Stated task
Note each line of the listing that contains the string "placeholder", and copy it.

Entries provided

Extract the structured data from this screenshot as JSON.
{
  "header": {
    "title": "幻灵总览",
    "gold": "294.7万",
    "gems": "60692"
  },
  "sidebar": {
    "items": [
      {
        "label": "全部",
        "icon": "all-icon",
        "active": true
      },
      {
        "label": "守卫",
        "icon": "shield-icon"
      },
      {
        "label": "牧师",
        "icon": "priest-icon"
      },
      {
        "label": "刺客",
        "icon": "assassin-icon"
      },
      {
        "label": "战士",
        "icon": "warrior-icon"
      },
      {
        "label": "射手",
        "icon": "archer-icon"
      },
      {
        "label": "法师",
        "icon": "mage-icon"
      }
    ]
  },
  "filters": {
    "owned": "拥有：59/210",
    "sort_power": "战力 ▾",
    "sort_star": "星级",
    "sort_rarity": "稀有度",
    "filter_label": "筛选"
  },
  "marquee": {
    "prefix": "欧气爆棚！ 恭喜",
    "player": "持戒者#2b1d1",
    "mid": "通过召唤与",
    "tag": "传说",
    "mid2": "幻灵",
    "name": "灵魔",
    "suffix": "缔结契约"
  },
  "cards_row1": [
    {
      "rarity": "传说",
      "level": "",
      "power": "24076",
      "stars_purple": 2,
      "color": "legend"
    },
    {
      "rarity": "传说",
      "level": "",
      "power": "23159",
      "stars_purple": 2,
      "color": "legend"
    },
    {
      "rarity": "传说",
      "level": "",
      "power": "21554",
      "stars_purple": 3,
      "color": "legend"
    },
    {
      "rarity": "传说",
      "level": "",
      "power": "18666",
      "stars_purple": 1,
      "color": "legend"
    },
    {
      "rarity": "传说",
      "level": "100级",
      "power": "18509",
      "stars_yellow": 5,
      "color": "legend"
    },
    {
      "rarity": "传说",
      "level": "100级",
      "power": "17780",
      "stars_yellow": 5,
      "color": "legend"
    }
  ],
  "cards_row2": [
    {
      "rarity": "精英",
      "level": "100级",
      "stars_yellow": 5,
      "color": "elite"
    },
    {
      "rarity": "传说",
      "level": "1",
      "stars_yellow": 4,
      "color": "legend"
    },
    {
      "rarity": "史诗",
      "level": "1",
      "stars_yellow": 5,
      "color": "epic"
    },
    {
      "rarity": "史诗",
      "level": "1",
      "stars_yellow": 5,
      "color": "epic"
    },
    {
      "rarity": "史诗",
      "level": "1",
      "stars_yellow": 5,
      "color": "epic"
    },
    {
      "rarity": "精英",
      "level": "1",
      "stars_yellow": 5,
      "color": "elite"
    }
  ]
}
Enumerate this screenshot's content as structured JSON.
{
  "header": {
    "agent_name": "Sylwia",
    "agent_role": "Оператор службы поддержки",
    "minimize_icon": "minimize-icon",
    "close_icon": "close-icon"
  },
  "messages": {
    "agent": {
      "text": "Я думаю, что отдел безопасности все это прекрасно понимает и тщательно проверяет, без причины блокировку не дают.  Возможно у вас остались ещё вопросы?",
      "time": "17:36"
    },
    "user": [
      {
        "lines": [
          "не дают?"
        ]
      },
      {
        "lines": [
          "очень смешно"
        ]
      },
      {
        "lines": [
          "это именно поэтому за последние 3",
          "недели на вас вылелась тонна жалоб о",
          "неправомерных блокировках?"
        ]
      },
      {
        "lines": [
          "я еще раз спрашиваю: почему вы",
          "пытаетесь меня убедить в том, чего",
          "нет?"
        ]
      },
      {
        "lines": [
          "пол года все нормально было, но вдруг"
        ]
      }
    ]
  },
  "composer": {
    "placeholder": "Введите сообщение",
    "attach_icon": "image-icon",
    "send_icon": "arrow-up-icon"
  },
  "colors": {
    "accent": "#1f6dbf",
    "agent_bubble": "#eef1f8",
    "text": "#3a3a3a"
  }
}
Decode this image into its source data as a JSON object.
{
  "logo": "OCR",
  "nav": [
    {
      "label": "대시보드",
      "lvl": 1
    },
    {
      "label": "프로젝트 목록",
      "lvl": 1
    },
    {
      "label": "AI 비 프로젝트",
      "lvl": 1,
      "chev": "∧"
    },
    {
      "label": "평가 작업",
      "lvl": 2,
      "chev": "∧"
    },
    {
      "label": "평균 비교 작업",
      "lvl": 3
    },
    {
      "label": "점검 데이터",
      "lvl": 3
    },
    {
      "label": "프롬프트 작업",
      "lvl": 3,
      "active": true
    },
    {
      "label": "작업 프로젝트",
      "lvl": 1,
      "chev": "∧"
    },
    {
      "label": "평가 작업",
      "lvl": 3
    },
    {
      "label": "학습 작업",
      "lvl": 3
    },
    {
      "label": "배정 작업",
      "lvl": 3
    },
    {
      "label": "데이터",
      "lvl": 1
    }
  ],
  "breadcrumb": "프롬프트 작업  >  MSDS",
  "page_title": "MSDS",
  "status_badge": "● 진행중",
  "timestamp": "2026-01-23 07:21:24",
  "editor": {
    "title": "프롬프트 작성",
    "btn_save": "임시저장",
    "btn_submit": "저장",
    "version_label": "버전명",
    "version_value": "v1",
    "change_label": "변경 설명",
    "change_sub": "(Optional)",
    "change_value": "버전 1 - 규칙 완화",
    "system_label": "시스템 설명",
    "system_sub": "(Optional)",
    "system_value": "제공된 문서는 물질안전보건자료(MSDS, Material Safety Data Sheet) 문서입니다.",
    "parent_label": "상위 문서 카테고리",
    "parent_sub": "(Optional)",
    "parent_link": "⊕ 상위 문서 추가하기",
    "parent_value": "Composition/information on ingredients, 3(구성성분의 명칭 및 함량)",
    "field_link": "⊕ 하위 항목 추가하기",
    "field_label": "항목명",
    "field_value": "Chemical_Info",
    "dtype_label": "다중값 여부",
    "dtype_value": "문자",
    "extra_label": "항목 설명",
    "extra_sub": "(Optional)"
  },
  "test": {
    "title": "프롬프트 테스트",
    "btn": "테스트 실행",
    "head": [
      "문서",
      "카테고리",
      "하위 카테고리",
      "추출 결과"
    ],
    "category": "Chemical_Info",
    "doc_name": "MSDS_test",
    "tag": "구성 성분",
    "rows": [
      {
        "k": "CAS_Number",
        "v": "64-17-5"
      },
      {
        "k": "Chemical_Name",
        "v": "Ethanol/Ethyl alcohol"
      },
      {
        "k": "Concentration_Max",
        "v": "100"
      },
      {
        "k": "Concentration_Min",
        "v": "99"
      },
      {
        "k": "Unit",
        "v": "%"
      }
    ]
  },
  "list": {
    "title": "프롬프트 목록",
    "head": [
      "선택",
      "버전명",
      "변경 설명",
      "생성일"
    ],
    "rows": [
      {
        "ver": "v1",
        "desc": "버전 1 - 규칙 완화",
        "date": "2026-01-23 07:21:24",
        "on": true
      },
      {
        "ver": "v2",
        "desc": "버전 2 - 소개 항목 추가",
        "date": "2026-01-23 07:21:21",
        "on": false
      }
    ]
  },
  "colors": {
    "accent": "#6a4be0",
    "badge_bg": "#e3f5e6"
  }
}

* * *

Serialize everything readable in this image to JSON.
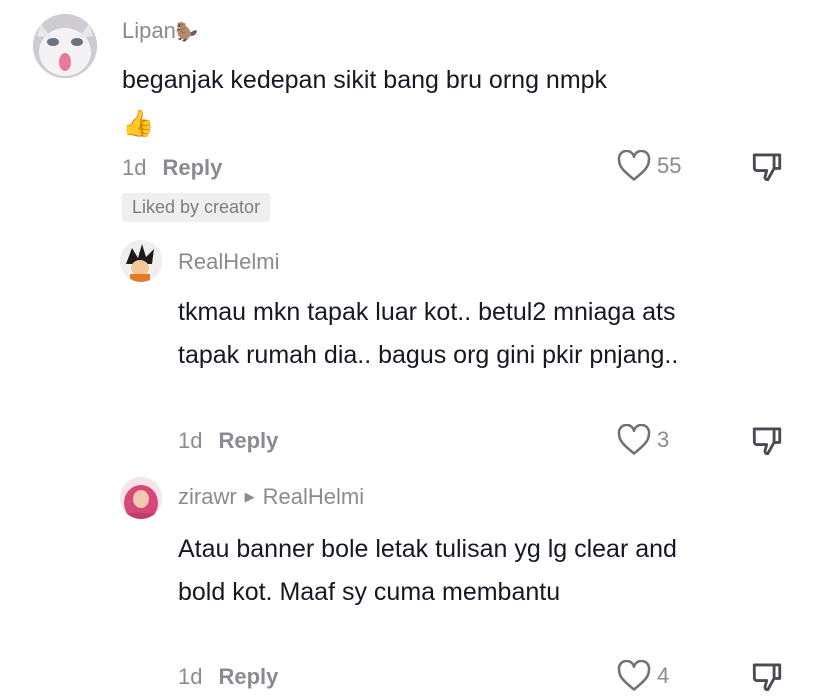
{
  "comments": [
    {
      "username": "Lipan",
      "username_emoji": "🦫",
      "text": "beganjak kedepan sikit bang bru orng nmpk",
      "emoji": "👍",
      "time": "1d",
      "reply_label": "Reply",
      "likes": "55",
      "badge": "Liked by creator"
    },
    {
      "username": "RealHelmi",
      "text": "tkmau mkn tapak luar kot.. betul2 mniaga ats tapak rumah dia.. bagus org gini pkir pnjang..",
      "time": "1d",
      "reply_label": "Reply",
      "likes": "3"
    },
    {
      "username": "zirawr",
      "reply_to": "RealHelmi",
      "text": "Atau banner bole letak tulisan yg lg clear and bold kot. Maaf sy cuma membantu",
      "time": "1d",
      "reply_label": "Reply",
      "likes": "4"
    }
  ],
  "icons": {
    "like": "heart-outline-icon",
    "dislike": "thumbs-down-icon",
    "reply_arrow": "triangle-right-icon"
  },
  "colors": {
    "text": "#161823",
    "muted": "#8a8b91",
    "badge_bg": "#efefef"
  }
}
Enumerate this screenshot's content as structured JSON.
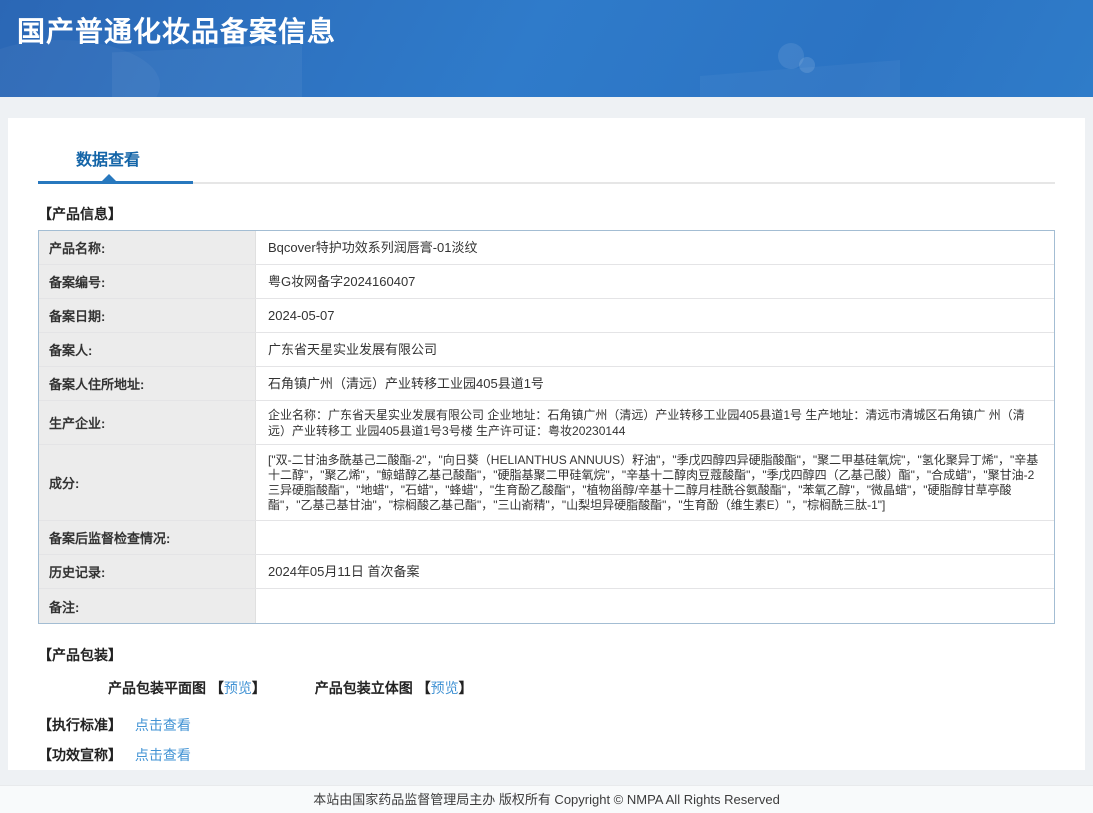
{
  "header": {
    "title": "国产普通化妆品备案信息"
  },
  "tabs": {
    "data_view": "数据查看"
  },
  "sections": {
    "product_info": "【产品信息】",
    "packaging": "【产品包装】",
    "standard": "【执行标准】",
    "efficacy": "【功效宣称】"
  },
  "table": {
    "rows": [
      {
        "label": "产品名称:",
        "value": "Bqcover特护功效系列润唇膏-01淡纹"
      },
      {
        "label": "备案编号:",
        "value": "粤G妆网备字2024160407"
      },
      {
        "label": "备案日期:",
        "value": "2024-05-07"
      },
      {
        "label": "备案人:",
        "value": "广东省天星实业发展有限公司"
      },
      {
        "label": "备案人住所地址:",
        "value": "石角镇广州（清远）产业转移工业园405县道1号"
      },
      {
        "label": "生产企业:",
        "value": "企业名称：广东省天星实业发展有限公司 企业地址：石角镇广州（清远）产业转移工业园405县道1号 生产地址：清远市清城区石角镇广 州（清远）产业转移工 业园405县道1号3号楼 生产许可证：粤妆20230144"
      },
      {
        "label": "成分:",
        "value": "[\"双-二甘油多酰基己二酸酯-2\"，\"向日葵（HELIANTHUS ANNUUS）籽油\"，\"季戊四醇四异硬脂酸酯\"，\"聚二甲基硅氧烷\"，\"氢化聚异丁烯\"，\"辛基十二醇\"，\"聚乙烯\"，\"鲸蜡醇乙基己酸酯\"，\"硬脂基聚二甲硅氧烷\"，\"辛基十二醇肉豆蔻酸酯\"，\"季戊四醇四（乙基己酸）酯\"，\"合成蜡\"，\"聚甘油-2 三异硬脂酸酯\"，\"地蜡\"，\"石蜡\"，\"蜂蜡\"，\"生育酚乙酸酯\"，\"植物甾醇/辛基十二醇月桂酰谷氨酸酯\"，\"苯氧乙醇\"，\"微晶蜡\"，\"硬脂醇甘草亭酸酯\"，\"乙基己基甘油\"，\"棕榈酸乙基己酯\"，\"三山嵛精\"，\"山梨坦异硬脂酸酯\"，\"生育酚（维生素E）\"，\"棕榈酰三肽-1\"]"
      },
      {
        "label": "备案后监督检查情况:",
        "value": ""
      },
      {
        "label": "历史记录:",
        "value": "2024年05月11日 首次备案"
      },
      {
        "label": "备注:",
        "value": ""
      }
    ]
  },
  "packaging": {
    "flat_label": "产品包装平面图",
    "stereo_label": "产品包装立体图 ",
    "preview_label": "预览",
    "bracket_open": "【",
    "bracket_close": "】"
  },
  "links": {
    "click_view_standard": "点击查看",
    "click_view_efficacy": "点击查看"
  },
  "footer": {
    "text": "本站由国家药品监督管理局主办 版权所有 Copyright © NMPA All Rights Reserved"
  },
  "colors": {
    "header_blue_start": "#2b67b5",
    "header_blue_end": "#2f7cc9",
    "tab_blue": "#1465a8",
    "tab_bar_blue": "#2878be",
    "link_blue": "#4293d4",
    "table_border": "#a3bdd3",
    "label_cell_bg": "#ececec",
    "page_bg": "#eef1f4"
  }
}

---

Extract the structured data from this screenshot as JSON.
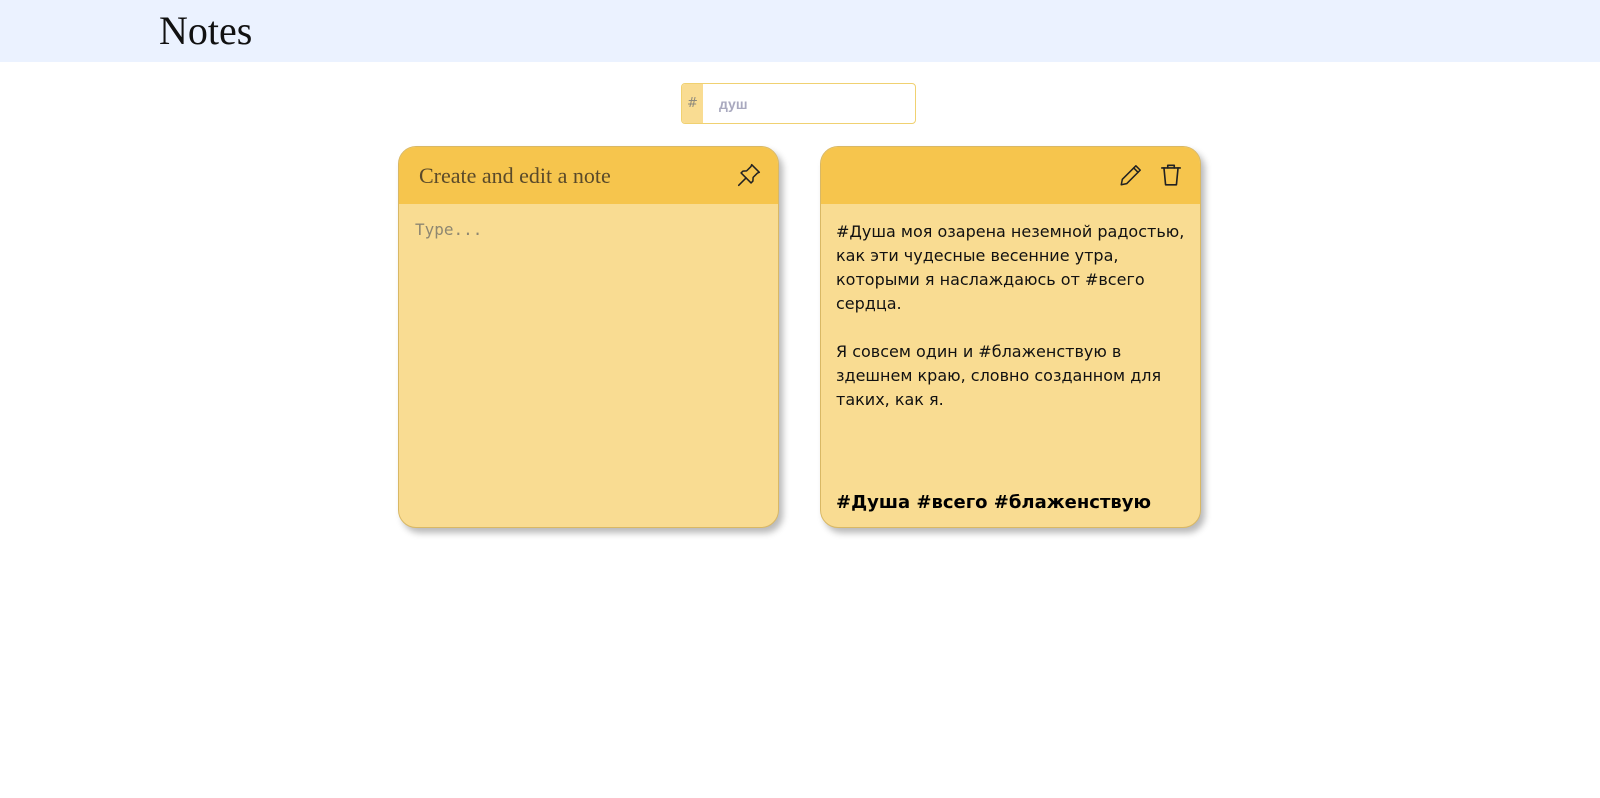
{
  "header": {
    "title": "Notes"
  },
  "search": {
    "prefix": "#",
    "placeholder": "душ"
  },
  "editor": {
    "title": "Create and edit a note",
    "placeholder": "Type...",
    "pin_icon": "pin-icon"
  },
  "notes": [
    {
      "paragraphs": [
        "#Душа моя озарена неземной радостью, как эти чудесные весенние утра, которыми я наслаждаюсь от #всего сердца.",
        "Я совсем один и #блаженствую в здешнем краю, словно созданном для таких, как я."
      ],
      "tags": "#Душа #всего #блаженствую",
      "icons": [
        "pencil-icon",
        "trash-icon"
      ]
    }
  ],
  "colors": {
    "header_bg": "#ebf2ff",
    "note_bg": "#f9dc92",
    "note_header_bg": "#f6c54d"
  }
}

Exercise output
    "placeholder": "Введите сообщение",
    "placeholder": "душ"
    "placeholder": "Type...",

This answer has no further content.